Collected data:
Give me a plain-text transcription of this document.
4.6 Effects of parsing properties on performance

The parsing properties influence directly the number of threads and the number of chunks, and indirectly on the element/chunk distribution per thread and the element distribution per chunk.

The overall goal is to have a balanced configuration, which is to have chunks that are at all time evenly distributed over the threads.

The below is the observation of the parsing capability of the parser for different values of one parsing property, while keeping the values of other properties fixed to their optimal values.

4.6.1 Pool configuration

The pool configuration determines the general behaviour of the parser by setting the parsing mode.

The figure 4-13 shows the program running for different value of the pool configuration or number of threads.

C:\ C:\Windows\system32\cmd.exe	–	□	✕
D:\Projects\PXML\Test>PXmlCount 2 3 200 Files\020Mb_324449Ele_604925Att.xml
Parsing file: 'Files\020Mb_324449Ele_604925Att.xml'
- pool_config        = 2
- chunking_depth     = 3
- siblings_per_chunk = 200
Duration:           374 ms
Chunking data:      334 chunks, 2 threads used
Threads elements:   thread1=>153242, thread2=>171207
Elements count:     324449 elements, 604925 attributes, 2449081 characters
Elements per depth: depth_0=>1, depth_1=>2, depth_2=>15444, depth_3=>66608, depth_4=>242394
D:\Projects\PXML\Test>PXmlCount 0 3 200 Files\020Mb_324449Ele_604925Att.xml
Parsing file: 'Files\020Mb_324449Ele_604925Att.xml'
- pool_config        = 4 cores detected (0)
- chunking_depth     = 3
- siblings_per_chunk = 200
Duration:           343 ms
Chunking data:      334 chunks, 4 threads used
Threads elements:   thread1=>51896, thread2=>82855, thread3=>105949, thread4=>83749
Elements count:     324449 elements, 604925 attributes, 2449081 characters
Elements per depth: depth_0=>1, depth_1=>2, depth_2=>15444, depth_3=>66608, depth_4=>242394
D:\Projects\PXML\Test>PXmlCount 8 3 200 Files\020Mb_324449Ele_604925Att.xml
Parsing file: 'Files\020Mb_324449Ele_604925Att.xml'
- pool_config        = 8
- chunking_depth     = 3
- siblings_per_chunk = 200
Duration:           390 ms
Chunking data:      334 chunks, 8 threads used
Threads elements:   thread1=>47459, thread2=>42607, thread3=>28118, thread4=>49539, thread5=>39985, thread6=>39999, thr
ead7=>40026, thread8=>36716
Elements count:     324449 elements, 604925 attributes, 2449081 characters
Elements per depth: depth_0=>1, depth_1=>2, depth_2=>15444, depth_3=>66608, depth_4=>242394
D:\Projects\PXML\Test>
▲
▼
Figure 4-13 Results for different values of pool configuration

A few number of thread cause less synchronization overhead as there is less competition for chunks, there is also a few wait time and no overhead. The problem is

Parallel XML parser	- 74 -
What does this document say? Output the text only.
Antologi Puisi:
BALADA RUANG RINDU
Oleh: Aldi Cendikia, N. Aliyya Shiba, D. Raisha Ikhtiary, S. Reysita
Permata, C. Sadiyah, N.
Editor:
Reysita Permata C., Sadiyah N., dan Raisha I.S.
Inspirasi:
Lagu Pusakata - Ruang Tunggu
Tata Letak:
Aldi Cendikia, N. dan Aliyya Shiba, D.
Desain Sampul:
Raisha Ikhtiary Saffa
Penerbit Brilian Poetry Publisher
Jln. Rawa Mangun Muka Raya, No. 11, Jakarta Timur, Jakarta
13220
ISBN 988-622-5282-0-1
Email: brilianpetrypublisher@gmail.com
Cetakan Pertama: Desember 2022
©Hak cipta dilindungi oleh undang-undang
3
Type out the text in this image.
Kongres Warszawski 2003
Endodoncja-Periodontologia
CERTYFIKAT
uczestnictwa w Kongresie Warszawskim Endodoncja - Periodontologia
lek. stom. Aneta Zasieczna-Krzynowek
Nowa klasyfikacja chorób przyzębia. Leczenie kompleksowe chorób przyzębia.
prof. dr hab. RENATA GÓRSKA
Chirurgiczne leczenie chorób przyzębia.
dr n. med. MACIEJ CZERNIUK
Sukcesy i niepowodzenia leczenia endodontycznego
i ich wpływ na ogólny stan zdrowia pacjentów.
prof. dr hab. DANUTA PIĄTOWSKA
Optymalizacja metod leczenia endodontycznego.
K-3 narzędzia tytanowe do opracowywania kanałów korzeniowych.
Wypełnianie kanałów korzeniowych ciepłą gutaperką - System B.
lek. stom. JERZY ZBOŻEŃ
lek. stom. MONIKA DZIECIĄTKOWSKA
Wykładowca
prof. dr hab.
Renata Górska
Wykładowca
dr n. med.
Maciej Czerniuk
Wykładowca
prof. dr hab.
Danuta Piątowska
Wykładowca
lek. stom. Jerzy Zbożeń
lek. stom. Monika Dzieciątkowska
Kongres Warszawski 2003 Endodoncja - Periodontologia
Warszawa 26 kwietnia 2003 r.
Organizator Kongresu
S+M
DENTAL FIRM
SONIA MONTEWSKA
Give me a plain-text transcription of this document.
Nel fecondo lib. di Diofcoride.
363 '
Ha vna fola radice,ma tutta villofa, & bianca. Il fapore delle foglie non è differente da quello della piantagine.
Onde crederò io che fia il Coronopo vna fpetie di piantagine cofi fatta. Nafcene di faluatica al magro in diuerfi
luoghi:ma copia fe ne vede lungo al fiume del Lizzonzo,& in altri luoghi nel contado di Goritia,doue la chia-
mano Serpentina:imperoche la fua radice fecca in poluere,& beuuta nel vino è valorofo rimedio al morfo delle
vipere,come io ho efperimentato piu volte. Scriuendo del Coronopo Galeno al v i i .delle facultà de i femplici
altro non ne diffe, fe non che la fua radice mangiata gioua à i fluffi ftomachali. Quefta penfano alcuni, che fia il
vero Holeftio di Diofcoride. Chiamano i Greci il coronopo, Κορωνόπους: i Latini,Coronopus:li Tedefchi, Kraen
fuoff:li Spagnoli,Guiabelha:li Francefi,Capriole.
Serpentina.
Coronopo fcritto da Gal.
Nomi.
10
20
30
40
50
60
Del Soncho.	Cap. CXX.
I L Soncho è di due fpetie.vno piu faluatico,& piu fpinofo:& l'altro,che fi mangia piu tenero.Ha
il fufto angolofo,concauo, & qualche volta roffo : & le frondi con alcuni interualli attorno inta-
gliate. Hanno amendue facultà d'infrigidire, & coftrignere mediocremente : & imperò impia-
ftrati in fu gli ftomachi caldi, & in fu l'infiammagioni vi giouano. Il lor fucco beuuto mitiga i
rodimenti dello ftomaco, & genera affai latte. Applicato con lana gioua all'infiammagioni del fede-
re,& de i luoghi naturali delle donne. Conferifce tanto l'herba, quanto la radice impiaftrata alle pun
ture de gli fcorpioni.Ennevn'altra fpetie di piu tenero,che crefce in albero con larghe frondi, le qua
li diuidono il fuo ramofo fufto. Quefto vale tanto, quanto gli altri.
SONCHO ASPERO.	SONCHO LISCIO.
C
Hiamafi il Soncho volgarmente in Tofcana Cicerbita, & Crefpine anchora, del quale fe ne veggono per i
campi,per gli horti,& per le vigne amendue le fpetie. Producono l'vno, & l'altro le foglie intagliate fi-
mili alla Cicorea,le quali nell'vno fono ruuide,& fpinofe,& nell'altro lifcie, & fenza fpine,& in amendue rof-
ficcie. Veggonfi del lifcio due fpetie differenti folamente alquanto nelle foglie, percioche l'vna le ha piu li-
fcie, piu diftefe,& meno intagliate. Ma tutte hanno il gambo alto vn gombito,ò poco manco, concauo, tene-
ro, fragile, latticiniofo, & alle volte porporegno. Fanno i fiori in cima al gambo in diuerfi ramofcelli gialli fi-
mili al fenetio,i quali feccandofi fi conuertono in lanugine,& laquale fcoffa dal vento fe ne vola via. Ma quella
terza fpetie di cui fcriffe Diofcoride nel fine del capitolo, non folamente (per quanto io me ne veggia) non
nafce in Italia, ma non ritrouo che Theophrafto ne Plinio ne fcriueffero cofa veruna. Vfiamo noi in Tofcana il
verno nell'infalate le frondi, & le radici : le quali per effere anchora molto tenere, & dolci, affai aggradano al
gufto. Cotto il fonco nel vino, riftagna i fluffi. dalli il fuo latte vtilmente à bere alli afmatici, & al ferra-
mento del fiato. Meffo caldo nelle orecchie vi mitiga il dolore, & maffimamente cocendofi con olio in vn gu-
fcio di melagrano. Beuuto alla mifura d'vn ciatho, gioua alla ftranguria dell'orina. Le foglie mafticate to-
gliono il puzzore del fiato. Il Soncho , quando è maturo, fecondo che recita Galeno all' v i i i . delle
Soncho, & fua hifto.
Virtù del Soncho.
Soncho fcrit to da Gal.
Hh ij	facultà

Problem requirements:
In the entries above, find each line with the word "stom" and copy it.

The response:
lek. stom. Aneta Zasieczna-Krzynowek
lek. stom. JERZY ZBOŻEŃ
lek. stom. MONIKA DZIECIĄTKOWSKA
lek. stom. Jerzy Zbożeń
lek. stom. Monika Dzieciątkowska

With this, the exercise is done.